[STATED EXERCISE]: Every line that contains the word "ylabel" should be copied out.

[Records from a data collection]:
★ ★ ★ ★
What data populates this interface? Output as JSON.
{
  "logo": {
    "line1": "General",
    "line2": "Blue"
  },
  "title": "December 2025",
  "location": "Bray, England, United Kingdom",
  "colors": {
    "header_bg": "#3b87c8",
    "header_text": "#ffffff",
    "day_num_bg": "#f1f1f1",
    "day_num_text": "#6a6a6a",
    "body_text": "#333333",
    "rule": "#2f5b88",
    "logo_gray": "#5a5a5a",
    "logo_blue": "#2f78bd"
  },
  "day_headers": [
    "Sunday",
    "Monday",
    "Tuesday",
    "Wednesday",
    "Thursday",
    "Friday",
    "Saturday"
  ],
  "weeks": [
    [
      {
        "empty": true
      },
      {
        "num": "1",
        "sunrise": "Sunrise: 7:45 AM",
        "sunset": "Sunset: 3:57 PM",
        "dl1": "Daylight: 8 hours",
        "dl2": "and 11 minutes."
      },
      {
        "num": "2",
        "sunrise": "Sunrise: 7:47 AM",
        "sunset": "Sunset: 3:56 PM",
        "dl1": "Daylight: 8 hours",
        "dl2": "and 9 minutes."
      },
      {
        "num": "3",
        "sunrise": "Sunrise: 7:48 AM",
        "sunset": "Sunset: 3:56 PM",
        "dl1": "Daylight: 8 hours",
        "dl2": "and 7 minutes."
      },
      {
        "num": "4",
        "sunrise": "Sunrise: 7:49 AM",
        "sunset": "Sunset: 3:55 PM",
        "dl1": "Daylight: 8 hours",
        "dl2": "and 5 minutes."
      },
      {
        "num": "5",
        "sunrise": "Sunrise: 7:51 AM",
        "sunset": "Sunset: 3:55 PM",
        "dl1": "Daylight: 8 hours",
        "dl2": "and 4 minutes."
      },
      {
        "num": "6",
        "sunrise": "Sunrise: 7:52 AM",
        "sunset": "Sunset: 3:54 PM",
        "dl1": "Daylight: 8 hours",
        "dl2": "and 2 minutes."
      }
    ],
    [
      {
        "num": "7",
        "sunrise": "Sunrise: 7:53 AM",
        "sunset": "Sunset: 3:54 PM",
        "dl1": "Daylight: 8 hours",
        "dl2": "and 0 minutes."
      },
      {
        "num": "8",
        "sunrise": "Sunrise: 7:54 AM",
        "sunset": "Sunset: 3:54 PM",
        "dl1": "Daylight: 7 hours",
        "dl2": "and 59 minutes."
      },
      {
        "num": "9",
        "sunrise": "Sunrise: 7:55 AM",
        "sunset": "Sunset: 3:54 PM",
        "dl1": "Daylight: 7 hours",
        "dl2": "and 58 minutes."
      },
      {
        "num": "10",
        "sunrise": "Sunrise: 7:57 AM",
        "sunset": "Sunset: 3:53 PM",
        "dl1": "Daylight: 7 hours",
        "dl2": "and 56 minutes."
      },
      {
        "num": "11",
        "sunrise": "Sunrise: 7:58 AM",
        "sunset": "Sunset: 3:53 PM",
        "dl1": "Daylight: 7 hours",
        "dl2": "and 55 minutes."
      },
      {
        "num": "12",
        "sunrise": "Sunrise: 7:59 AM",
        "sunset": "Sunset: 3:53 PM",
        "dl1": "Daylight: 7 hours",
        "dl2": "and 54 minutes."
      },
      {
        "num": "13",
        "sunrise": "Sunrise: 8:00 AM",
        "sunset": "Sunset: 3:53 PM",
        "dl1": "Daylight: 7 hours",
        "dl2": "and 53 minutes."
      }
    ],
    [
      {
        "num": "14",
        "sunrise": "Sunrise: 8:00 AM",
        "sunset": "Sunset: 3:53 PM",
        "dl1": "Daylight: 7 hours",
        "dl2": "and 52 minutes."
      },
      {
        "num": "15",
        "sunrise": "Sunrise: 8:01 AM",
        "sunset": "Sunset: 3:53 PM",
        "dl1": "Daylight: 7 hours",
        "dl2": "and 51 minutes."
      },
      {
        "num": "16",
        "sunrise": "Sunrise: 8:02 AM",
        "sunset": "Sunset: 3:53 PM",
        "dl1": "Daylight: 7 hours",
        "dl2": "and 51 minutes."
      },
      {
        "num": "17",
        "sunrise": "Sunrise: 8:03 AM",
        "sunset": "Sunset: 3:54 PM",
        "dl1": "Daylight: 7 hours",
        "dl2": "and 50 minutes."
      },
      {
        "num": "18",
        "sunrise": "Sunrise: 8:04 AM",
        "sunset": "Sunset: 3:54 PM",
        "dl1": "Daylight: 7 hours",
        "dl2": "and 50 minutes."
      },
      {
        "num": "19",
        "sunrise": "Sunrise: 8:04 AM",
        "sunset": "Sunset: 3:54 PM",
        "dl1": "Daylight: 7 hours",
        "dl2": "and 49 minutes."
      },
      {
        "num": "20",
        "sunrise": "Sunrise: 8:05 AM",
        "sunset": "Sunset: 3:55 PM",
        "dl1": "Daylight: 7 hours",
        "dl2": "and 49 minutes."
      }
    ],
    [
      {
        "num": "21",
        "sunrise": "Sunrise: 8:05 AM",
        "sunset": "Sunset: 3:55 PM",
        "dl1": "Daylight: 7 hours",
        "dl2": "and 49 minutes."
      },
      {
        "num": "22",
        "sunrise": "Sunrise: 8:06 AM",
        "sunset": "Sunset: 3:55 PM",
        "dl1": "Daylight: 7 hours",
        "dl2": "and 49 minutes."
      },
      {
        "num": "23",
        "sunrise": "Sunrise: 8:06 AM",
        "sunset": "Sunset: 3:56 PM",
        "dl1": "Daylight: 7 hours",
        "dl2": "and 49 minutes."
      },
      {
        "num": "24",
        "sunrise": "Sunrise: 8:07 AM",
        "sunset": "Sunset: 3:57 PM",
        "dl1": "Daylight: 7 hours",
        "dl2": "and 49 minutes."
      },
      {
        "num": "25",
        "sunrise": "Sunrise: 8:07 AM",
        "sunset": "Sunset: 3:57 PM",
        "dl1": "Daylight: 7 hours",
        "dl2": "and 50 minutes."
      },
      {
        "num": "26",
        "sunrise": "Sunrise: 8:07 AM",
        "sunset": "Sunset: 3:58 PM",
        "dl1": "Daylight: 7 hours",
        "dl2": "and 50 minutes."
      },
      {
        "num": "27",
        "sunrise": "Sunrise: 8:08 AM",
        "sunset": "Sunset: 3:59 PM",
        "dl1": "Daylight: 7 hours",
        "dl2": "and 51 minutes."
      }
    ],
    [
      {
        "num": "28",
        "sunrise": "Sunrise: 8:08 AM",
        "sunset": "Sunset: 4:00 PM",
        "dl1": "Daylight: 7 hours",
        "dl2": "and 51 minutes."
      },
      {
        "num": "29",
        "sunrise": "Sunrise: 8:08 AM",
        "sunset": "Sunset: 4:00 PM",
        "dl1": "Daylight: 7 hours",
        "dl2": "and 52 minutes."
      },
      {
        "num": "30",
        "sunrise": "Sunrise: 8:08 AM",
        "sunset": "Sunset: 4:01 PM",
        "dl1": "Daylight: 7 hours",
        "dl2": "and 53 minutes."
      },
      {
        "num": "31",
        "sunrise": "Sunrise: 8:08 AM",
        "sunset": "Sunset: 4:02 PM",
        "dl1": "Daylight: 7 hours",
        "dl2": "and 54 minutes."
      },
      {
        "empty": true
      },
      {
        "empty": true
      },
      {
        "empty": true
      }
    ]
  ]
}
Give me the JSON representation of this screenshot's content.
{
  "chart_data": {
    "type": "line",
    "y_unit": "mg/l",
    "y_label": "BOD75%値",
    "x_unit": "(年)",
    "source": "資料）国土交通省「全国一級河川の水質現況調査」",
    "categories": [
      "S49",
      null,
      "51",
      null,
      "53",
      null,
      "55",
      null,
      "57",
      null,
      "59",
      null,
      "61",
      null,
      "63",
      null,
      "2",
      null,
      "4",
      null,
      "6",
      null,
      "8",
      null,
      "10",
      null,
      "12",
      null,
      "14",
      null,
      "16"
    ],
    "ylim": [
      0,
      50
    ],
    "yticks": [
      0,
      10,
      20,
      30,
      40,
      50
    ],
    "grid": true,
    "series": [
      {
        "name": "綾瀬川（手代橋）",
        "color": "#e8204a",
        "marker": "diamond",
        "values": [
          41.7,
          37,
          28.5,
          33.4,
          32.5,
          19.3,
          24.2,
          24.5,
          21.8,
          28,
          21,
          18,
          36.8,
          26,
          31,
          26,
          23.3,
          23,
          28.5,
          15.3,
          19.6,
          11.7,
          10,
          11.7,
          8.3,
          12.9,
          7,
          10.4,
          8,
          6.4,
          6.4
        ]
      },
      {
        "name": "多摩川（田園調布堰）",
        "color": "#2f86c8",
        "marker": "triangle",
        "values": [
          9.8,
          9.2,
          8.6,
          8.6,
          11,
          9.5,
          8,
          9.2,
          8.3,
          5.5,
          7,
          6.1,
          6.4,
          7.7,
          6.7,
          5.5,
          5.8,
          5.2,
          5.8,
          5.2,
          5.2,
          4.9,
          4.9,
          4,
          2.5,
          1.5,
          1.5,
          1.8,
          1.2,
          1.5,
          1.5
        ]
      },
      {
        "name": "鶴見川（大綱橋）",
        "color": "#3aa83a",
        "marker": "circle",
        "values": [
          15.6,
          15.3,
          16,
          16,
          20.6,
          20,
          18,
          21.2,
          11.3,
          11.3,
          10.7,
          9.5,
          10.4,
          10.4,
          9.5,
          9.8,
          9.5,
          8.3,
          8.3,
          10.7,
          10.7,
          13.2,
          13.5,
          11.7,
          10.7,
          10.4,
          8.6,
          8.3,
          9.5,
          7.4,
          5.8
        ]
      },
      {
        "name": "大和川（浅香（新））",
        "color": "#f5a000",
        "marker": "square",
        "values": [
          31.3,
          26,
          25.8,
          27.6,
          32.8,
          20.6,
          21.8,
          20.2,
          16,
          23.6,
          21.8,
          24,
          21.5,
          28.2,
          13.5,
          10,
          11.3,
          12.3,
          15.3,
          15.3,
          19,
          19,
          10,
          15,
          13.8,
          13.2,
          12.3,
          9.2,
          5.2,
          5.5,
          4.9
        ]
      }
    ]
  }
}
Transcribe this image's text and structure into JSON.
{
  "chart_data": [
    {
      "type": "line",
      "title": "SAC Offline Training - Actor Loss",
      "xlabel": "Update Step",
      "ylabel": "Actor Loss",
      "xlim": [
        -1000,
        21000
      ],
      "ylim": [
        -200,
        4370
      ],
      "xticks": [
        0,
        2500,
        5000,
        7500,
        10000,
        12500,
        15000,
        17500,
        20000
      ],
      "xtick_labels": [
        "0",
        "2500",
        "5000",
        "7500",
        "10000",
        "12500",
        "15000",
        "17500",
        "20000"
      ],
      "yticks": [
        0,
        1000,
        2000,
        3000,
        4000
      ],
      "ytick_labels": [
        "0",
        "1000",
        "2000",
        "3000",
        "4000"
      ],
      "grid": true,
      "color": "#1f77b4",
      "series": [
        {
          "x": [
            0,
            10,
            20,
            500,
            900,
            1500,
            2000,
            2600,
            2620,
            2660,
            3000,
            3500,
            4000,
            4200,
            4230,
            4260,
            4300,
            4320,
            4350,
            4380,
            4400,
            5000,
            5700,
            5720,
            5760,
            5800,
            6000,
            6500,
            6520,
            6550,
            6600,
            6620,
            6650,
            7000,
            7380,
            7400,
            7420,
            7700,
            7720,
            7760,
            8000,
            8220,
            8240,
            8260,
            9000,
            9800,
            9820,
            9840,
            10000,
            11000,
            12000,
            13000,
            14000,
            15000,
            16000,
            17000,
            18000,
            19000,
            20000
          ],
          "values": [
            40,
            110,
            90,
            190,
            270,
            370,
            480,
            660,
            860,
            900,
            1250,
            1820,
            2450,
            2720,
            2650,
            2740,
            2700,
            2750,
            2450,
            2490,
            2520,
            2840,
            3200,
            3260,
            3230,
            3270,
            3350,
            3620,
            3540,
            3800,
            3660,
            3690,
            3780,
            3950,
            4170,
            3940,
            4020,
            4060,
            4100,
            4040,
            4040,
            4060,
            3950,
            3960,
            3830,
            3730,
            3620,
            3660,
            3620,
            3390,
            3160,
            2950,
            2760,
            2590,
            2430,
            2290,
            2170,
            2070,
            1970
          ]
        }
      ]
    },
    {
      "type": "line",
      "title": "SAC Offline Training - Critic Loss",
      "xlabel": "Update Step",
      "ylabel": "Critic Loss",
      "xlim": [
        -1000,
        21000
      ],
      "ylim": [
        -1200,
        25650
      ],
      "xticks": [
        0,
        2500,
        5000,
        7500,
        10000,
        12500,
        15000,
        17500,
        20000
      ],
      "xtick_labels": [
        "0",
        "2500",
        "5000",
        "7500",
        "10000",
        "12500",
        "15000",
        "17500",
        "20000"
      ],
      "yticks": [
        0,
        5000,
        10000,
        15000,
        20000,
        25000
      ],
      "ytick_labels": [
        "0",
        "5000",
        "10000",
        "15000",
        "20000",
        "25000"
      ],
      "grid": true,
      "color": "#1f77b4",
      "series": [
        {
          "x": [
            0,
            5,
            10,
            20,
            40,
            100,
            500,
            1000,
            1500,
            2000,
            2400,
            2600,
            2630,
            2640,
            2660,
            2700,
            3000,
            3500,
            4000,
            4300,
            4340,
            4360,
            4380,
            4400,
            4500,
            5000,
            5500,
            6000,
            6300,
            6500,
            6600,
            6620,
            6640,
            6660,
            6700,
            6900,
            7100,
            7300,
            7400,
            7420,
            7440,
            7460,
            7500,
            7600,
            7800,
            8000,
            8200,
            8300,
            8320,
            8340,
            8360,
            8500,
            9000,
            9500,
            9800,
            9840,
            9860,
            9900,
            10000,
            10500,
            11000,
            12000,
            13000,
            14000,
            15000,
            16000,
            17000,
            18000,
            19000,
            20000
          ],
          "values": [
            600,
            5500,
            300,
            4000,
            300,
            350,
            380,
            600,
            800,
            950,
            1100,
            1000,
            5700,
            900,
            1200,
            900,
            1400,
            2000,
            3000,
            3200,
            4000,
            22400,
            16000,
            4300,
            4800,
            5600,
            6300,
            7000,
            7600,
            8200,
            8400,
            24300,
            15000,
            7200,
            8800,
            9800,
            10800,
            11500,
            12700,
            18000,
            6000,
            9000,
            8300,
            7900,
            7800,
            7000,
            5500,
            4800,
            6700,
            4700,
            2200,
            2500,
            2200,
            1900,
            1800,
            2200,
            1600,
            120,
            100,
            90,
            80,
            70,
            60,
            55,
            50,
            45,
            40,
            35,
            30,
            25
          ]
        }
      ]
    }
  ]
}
★ ★ ★ ★
[SOLUTION TO THIS TASK]:
      "ylabel": "Actor Loss",
      "ylabel": "Critic Loss",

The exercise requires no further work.